# MATERIALS PROVIDED
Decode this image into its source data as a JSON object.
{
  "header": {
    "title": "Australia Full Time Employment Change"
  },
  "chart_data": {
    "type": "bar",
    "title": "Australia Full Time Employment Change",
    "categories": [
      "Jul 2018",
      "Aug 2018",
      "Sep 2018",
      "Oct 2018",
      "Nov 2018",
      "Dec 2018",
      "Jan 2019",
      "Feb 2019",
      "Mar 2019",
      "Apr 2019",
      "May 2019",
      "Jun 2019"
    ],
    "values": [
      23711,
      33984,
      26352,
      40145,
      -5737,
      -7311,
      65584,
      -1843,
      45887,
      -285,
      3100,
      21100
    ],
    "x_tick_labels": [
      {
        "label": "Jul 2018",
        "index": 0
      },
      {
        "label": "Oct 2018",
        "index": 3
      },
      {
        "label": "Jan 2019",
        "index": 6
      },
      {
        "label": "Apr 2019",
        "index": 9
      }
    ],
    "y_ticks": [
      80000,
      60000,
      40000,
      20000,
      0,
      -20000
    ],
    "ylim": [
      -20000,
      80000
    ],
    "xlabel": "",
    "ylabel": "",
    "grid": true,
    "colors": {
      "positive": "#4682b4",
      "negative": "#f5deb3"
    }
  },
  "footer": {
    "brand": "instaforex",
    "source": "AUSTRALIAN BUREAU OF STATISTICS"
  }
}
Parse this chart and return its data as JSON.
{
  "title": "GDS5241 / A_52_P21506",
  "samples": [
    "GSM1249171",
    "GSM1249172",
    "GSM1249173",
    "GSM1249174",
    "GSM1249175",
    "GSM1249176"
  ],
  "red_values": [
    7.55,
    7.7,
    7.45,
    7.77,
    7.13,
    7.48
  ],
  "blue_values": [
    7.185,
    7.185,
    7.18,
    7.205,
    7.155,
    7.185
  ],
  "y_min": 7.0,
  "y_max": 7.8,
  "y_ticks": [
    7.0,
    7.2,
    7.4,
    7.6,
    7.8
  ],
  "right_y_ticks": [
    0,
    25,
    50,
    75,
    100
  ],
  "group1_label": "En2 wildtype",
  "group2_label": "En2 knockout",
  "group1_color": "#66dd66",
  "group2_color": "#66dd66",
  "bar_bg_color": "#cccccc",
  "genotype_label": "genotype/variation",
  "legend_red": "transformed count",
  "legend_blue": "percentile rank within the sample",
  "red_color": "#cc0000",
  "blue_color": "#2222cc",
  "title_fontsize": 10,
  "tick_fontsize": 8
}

# EXERCISE DETAILS
Return all of the data word for word.

# RESULT FOR THIS TASK
Decode this image into its source data as a JSON object.
{
  "header": {
    "title": "Australia Full Time Employment Change"
  },
  "chart_data": {
    "type": "bar",
    "title": "Australia Full Time Employment Change",
    "categories": [
      "Jul 2018",
      "Aug 2018",
      "Sep 2018",
      "Oct 2018",
      "Nov 2018",
      "Dec 2018",
      "Jan 2019",
      "Feb 2019",
      "Mar 2019",
      "Apr 2019",
      "May 2019",
      "Jun 2019"
    ],
    "values": [
      23711,
      33984,
      26352,
      40145,
      -5737,
      -7311,
      65584,
      -1843,
      45887,
      -285,
      3100,
      21100
    ],
    "x_tick_labels": [
      {
        "label": "Jul 2018",
        "index": 0
      },
      {
        "label": "Oct 2018",
        "index": 3
      },
      {
        "label": "Jan 2019",
        "index": 6
      },
      {
        "label": "Apr 2019",
        "index": 9
      }
    ],
    "y_ticks": [
      80000,
      60000,
      40000,
      20000,
      0,
      -20000
    ],
    "ylim": [
      -20000,
      80000
    ],
    "xlabel": "",
    "ylabel": "",
    "grid": true,
    "colors": {
      "positive": "#4682b4",
      "negative": "#f5deb3"
    }
  },
  "footer": {
    "brand": "instaforex",
    "source": "AUSTRALIAN BUREAU OF STATISTICS"
  }
}
Parse this chart and return its data as JSON.
{
  "title": "GDS5241 / A_52_P21506",
  "samples": [
    "GSM1249171",
    "GSM1249172",
    "GSM1249173",
    "GSM1249174",
    "GSM1249175",
    "GSM1249176"
  ],
  "red_values": [
    7.55,
    7.7,
    7.45,
    7.77,
    7.13,
    7.48
  ],
  "blue_values": [
    7.185,
    7.185,
    7.18,
    7.205,
    7.155,
    7.185
  ],
  "y_min": 7.0,
  "y_max": 7.8,
  "y_ticks": [
    7.0,
    7.2,
    7.4,
    7.6,
    7.8
  ],
  "right_y_ticks": [
    0,
    25,
    50,
    75,
    100
  ],
  "group1_label": "En2 wildtype",
  "group2_label": "En2 knockout",
  "group1_color": "#66dd66",
  "group2_color": "#66dd66",
  "bar_bg_color": "#cccccc",
  "genotype_label": "genotype/variation",
  "legend_red": "transformed count",
  "legend_blue": "percentile rank within the sample",
  "red_color": "#cc0000",
  "blue_color": "#2222cc",
  "title_fontsize": 10,
  "tick_fontsize": 8
}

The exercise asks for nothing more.